▶ **WHAT IS EXPECTED**
Find the lines holding the word "fréquence" and collect them.

[Recorded data]
-- start --

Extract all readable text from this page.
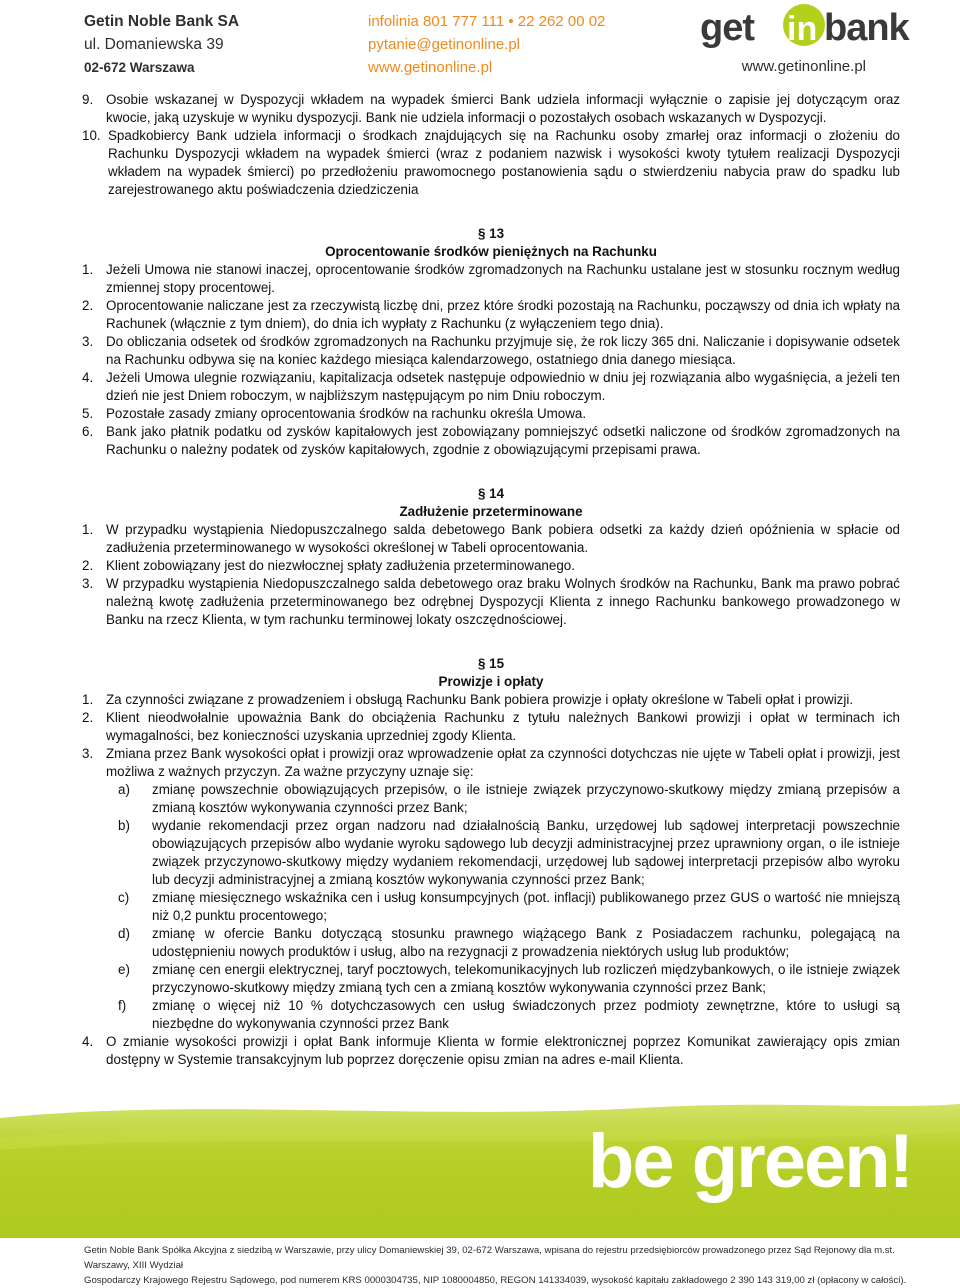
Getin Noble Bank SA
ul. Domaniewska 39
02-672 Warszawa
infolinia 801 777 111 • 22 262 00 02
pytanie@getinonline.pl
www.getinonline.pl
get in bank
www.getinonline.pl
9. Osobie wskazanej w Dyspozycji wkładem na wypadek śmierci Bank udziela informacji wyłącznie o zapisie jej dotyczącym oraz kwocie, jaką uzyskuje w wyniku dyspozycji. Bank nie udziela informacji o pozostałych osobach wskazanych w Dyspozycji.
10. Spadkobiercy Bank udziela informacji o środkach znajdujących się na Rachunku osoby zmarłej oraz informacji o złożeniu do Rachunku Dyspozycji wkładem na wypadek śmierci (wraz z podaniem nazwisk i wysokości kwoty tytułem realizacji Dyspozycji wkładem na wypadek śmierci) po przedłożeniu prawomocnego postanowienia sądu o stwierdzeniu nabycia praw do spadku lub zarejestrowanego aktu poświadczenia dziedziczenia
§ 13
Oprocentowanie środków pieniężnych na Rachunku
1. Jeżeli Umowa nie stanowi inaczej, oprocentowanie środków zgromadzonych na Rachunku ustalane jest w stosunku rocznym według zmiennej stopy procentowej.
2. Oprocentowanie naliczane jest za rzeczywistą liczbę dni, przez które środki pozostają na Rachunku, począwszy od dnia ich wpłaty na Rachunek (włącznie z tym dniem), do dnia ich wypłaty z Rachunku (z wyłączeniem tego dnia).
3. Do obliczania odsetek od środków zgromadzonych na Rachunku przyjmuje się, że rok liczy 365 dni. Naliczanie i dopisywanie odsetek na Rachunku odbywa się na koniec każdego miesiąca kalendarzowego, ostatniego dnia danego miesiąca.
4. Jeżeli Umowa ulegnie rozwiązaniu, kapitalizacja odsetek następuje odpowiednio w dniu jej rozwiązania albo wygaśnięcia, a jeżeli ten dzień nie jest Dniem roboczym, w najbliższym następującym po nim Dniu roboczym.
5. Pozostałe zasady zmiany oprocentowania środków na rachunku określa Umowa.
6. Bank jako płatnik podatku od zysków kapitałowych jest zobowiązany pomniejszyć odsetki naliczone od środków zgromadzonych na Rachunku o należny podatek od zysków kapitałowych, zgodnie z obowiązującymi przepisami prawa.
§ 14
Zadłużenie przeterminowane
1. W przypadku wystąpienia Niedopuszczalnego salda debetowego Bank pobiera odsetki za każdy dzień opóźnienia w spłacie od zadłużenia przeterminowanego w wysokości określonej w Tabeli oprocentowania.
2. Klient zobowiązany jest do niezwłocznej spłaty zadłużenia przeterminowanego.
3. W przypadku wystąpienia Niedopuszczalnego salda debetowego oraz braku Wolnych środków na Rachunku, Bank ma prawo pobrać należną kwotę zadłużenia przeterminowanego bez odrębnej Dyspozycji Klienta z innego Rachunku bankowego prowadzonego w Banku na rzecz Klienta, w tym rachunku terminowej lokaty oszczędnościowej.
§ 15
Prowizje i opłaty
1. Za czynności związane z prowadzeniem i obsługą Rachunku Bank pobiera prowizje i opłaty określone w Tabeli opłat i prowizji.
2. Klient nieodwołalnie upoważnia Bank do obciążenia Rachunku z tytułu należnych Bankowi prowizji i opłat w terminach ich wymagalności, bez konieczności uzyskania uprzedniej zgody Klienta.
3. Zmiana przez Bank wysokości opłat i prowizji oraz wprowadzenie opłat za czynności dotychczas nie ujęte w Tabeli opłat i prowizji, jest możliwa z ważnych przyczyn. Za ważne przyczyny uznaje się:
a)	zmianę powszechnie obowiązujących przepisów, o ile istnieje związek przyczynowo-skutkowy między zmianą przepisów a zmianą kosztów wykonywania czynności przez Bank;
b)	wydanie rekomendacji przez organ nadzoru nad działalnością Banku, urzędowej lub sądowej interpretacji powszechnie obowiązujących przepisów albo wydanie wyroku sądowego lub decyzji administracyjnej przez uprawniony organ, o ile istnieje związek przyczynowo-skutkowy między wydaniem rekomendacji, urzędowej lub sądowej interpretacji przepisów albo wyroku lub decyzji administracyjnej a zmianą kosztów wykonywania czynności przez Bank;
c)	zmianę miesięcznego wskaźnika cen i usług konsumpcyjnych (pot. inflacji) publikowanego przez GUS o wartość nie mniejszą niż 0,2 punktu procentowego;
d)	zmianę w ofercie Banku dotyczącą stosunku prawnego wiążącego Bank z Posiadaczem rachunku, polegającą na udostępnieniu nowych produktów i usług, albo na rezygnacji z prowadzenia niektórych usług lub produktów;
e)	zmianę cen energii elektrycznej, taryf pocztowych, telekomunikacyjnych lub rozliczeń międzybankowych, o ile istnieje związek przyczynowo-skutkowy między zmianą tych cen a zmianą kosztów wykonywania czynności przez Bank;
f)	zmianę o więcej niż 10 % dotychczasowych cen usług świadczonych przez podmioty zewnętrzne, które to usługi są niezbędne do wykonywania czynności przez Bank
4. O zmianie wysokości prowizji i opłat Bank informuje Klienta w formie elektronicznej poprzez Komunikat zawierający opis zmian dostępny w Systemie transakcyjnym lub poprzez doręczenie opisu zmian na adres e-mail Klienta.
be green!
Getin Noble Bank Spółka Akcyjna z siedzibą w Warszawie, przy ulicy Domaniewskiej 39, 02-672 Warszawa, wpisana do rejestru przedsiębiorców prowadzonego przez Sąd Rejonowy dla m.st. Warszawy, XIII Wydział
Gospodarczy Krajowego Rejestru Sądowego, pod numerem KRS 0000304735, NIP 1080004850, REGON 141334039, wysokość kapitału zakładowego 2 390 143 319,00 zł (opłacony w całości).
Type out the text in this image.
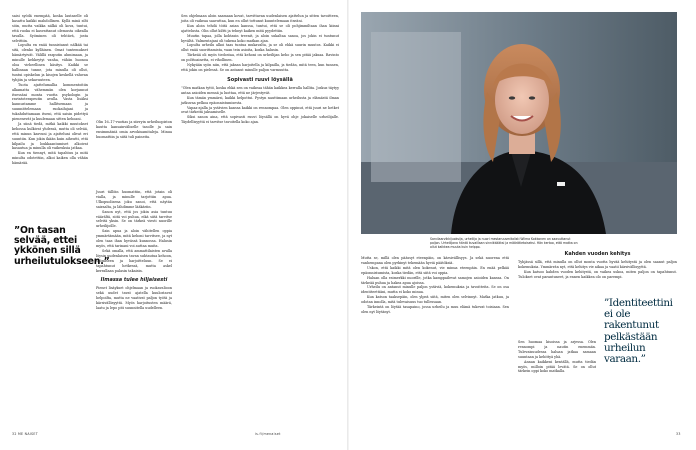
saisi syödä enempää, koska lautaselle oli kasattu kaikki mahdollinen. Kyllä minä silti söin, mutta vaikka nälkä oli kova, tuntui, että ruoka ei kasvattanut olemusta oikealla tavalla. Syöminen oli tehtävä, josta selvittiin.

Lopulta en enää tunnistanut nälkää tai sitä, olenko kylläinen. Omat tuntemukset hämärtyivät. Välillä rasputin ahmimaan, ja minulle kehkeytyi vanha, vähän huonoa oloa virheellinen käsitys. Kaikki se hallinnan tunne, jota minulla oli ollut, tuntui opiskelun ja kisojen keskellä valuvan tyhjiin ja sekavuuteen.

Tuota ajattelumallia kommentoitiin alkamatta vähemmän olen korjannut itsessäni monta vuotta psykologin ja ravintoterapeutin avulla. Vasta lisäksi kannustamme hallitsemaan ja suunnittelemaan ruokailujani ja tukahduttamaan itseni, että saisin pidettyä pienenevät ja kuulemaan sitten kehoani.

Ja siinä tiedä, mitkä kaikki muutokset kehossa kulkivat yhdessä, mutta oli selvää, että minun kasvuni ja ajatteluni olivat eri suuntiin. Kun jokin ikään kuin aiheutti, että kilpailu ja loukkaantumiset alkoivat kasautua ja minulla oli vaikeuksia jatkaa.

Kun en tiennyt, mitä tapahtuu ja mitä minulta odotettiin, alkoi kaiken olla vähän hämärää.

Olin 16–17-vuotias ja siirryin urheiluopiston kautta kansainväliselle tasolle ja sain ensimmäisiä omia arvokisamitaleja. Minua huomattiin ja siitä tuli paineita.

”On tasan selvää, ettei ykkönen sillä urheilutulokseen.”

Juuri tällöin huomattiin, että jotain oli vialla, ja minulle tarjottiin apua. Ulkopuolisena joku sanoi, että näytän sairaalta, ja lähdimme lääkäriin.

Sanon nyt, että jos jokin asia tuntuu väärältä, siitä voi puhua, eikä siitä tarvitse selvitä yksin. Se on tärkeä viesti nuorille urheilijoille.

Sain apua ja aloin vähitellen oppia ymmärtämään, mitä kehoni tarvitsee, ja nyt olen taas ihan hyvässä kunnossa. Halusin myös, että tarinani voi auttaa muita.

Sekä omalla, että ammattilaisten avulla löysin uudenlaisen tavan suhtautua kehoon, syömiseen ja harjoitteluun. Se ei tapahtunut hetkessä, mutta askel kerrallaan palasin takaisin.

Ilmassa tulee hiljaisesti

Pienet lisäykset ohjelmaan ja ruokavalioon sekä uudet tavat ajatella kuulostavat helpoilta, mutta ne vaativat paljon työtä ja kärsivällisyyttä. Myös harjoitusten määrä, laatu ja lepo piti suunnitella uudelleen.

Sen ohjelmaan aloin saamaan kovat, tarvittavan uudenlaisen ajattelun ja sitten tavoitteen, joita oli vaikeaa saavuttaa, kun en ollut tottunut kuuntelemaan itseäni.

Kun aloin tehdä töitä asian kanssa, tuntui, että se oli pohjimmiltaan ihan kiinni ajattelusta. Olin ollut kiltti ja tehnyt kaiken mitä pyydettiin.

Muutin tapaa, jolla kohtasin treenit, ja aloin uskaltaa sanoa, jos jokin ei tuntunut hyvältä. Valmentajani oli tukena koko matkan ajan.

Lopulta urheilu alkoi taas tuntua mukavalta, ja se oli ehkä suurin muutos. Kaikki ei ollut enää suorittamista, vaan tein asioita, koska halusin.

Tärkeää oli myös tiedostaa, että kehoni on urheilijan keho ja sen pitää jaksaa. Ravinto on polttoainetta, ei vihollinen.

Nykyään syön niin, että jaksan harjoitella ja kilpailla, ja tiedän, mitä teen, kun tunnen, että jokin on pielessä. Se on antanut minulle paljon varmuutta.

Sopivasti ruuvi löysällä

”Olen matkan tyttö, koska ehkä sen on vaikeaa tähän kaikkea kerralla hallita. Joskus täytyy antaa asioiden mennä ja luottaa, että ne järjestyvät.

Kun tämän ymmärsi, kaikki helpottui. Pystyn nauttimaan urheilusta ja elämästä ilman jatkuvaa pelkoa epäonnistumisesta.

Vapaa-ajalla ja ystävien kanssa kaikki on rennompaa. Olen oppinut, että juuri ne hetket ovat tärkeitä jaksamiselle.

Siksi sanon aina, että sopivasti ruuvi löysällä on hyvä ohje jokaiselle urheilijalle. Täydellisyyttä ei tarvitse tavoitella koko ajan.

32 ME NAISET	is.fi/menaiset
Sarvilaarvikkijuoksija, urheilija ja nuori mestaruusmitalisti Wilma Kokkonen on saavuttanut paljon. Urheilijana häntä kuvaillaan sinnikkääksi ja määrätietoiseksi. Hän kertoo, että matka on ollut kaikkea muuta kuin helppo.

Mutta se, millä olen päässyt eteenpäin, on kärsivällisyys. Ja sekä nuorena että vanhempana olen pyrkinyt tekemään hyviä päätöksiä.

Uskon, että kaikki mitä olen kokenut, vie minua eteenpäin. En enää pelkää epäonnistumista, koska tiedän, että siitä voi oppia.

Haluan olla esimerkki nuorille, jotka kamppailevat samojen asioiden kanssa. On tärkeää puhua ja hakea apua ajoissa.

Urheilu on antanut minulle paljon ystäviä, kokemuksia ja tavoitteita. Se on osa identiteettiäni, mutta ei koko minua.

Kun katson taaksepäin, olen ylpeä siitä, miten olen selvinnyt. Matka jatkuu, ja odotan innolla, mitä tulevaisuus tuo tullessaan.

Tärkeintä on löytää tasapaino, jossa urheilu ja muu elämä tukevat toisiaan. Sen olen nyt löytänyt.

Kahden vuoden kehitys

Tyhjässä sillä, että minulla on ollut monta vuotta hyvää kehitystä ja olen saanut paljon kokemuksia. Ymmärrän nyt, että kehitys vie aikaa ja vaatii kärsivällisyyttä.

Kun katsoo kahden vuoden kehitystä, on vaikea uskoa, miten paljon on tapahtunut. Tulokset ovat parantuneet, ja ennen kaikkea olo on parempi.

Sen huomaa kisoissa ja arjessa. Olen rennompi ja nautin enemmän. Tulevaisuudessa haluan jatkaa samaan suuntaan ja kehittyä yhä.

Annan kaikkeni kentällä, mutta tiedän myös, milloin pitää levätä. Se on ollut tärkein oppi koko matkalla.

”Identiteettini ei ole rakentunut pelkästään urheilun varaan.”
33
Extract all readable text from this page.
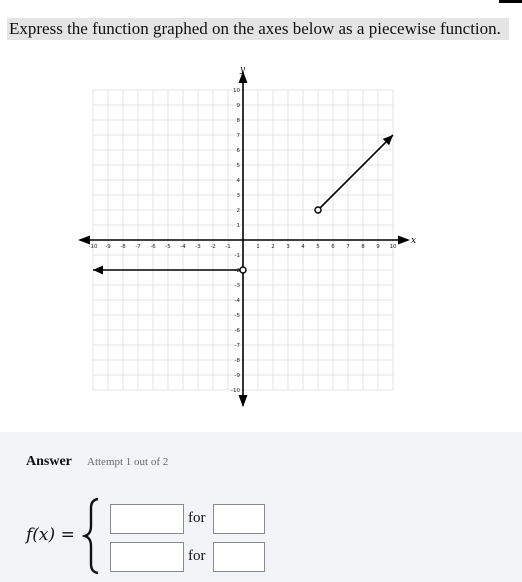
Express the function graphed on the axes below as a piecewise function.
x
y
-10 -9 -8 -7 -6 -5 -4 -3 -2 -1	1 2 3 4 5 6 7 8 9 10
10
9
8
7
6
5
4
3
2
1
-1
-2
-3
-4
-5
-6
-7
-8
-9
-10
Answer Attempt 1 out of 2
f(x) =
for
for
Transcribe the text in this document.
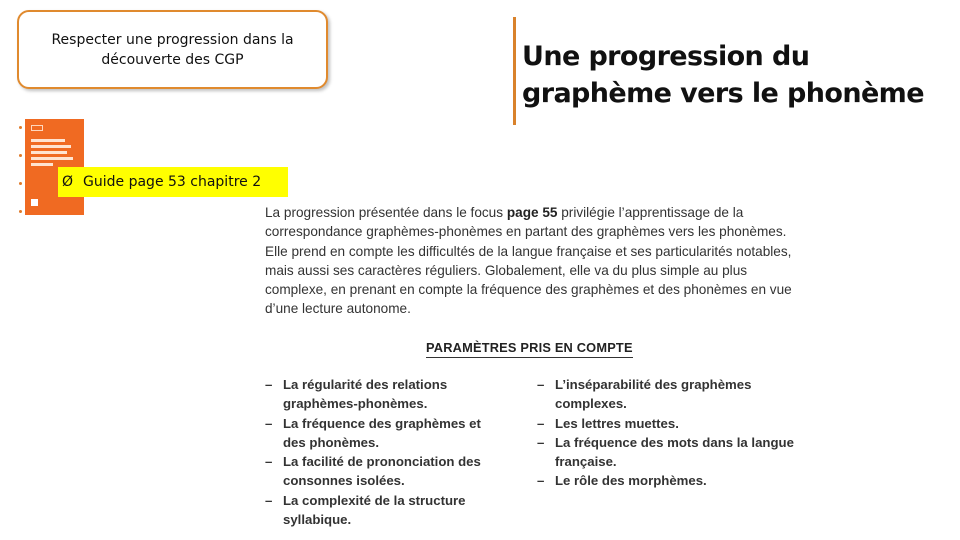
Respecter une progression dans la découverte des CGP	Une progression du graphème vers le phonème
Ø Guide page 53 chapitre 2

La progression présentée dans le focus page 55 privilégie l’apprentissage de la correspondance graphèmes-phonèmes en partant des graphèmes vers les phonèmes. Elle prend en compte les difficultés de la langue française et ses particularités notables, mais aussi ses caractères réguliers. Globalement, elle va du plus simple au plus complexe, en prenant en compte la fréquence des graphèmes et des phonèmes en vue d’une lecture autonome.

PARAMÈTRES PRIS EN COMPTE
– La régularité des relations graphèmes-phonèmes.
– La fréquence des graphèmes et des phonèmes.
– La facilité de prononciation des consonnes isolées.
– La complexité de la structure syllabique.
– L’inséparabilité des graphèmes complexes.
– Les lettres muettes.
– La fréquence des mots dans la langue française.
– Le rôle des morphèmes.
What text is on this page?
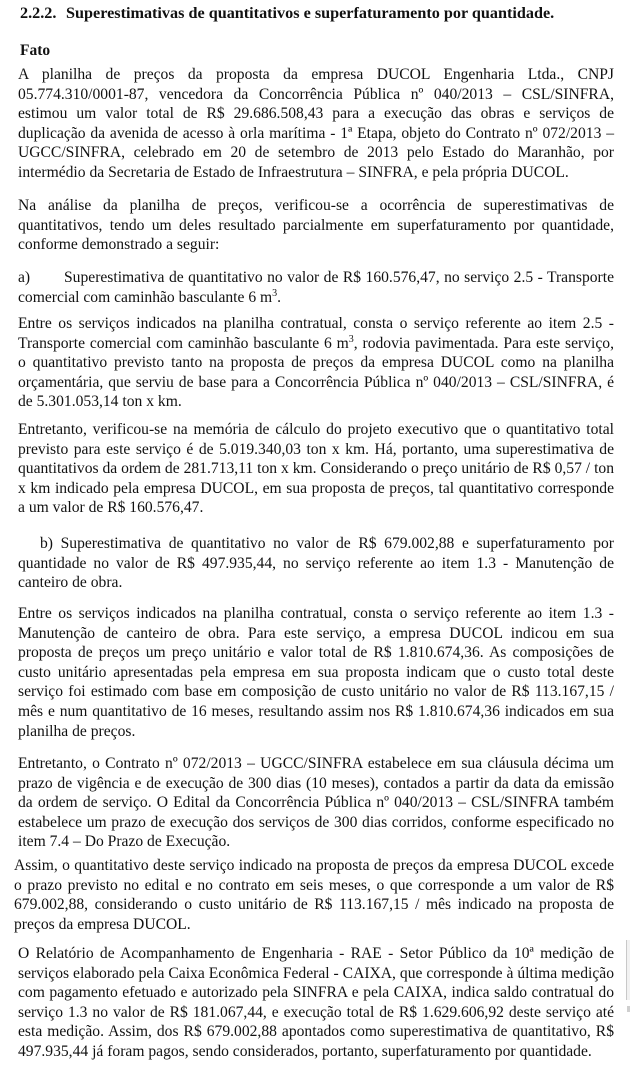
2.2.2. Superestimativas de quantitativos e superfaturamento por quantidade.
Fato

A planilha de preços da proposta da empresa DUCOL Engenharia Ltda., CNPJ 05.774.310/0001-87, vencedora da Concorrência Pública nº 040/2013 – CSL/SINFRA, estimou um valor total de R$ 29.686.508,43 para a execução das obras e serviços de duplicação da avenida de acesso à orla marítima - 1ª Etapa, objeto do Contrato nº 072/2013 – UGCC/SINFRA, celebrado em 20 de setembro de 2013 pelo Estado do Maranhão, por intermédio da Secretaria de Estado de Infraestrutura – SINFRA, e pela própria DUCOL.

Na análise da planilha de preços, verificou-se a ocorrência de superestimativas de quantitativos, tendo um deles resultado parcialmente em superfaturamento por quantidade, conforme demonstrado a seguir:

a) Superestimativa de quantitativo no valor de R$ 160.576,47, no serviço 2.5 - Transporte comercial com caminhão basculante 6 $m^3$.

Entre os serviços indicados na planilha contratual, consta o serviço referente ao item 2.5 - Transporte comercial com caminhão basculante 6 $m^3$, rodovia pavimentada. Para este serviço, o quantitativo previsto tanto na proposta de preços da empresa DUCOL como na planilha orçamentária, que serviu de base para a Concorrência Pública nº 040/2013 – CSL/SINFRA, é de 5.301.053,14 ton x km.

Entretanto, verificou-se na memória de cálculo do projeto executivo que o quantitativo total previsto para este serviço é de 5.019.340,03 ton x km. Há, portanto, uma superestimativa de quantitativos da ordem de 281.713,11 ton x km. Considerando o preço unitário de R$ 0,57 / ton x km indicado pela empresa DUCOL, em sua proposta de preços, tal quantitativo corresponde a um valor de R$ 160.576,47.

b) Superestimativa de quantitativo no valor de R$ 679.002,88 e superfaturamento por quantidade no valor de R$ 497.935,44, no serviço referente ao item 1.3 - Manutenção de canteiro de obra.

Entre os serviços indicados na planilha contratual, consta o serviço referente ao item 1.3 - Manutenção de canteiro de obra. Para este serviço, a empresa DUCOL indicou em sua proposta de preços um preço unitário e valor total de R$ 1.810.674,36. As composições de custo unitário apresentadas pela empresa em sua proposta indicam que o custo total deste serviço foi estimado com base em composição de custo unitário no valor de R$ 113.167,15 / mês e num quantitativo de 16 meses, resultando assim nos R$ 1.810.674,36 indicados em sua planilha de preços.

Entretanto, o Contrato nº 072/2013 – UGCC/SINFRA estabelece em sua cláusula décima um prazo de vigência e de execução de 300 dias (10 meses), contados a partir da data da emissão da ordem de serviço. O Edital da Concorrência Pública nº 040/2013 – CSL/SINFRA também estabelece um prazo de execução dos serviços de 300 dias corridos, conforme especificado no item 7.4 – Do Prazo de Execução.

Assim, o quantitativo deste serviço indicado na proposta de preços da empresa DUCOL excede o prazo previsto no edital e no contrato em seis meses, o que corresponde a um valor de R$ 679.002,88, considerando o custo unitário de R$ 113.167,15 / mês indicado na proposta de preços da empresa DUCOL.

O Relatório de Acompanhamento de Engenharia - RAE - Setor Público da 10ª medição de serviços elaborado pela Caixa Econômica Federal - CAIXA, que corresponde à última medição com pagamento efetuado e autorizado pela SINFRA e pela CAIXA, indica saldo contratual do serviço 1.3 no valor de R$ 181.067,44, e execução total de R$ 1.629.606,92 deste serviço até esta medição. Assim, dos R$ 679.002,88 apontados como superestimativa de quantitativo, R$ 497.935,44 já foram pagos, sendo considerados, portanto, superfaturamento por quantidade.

-- end --

▶ **TASK OUTPUT**
La progression présentée dans le focus page 55 privilégie l’apprentissage de la correspondance graphèmes-phonèmes en partant des graphèmes vers les phonèmes. Elle prend en compte les difficultés de la langue française et ses particularités notables, mais aussi ses caractères réguliers. Globalement, elle va du plus simple au plus complexe, en prenant en compte la fréquence des graphèmes et des phonèmes en vue d’une lecture autonome.
– La fréquence des graphèmes et des phonèmes.
– La fréquence des mots dans la langue française.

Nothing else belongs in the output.